WRITTEN TASK
Give only a count of the lines that include the string "RCTA".

DATA PROVIDED
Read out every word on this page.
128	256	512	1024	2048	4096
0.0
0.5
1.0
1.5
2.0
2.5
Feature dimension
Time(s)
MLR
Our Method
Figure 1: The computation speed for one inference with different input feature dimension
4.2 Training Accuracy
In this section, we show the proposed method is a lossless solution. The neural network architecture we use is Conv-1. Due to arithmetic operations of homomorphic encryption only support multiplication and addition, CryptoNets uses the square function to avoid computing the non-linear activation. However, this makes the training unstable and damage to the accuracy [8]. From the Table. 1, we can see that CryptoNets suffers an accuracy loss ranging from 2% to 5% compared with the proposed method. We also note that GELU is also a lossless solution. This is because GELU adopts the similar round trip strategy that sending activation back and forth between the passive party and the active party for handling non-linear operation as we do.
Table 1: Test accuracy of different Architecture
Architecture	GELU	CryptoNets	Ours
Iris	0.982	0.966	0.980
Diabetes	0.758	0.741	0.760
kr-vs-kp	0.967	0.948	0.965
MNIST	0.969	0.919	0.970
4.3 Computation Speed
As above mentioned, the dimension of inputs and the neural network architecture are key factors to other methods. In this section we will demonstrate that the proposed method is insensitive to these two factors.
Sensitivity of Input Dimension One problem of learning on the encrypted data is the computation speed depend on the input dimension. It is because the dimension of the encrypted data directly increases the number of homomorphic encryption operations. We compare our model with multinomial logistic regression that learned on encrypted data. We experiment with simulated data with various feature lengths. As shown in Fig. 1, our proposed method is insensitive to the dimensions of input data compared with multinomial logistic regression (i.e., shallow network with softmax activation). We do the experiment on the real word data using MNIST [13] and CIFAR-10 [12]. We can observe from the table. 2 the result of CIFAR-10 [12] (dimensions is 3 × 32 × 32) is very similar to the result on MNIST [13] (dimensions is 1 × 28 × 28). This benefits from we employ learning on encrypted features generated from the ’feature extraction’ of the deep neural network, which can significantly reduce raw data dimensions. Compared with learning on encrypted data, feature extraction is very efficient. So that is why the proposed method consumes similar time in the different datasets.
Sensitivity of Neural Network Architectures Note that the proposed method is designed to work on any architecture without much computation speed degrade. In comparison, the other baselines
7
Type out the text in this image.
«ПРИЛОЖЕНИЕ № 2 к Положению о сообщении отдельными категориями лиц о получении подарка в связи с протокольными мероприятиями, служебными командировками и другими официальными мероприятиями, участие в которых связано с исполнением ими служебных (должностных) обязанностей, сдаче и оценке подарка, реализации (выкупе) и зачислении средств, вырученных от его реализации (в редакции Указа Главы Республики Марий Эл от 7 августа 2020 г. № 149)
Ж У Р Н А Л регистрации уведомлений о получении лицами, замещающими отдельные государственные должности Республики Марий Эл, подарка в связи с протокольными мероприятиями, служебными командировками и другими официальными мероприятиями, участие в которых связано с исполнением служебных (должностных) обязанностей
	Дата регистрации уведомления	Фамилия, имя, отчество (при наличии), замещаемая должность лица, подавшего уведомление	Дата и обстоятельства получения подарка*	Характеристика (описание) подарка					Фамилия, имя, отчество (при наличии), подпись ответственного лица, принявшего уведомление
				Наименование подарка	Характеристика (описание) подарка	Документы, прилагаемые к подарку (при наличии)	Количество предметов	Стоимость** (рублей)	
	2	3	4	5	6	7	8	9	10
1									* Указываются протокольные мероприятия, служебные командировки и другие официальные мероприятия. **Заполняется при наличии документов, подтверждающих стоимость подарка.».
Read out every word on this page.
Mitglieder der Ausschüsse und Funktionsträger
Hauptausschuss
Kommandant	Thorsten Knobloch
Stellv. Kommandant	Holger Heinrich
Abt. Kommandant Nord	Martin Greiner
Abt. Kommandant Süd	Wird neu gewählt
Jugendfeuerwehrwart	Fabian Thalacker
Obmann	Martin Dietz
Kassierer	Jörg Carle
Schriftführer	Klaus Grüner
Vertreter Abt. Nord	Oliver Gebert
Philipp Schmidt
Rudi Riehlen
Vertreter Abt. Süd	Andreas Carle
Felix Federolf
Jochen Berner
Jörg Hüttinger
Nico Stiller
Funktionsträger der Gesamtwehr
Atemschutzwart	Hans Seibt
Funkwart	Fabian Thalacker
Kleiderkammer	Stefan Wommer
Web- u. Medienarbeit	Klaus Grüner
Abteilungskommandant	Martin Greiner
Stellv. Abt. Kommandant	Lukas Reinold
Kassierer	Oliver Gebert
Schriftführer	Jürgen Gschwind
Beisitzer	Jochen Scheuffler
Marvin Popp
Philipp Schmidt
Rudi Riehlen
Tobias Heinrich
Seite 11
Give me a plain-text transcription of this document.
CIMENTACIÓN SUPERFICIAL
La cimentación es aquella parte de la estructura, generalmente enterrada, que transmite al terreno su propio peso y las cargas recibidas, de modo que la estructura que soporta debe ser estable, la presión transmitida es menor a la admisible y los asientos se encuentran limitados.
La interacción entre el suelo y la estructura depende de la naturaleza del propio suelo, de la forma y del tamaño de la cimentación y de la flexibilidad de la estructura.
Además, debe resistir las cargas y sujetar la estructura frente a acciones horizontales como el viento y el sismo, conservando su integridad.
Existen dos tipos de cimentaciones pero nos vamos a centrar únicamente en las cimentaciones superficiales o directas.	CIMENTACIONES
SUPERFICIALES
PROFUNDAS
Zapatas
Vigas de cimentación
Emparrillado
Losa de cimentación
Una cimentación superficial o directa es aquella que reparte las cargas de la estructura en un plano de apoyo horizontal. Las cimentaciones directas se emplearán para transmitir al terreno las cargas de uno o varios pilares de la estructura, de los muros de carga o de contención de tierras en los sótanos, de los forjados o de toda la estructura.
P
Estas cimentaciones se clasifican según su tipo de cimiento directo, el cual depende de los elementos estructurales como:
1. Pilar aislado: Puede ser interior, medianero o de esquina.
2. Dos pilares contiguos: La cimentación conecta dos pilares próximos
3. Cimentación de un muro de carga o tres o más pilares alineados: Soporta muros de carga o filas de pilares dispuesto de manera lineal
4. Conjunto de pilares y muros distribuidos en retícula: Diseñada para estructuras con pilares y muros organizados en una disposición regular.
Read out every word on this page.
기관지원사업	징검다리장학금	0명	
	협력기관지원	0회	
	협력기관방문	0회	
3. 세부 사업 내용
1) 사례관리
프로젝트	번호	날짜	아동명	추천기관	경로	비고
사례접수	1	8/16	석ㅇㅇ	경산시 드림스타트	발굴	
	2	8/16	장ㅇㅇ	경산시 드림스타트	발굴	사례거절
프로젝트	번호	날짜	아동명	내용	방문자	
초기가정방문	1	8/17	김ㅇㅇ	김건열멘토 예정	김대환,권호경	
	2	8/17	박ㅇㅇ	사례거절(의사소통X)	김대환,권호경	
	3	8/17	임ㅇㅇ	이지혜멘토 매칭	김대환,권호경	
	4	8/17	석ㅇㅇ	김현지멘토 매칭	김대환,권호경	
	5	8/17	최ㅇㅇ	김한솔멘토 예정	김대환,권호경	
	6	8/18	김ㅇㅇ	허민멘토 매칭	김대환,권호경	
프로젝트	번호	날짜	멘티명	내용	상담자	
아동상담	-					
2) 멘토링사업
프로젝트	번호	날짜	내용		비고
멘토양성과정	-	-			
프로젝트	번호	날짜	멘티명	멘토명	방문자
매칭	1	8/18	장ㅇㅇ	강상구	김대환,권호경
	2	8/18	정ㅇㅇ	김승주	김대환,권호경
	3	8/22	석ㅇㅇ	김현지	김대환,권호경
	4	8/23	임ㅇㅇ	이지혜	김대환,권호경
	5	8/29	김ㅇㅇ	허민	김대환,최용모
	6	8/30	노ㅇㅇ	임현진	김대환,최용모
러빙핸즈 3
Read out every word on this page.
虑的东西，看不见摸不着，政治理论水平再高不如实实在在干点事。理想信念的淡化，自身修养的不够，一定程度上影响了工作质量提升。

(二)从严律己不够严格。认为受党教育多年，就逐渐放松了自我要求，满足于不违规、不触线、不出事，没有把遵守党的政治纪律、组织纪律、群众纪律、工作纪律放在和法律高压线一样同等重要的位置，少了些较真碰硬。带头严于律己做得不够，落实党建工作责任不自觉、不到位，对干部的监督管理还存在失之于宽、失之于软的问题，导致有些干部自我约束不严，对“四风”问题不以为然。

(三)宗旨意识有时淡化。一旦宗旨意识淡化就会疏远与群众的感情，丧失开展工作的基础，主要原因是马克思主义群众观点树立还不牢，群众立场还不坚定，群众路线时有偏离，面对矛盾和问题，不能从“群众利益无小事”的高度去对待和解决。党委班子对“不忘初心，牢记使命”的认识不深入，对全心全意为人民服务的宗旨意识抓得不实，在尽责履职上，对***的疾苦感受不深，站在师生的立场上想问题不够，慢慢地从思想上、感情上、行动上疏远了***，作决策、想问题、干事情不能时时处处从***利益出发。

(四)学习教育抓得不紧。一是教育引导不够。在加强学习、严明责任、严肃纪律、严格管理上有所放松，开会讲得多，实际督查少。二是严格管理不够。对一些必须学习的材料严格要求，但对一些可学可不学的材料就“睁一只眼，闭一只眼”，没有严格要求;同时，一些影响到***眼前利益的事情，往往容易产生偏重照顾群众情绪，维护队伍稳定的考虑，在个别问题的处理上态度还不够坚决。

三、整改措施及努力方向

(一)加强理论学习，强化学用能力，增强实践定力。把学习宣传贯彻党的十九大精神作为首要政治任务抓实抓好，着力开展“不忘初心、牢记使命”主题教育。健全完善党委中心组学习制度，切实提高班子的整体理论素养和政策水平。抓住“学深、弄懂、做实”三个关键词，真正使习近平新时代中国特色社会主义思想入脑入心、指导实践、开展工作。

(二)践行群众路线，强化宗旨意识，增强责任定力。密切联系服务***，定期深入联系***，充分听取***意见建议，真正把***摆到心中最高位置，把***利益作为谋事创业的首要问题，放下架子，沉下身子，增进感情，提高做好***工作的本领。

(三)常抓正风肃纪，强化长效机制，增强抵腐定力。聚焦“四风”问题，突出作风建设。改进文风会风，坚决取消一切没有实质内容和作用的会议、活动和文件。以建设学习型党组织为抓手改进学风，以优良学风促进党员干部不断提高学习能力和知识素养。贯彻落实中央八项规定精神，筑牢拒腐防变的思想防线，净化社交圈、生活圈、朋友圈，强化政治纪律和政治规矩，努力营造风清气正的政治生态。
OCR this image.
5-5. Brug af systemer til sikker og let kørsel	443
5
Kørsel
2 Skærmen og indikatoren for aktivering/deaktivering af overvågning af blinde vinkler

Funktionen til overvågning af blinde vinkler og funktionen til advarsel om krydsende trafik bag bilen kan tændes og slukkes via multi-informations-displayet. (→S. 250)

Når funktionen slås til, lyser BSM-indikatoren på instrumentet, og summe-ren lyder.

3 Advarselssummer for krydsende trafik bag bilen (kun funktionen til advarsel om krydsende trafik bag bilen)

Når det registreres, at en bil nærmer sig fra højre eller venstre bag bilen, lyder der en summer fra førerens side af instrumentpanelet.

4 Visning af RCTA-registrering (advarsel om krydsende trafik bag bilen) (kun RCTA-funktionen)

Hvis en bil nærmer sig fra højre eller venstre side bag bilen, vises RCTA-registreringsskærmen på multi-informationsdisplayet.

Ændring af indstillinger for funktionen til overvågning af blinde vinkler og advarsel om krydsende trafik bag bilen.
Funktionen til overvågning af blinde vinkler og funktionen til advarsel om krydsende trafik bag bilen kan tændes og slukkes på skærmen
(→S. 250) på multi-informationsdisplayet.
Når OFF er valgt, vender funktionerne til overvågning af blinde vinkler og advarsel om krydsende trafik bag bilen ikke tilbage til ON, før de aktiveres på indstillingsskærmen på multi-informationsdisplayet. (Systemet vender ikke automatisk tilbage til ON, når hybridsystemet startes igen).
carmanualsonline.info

TASK RESULT
2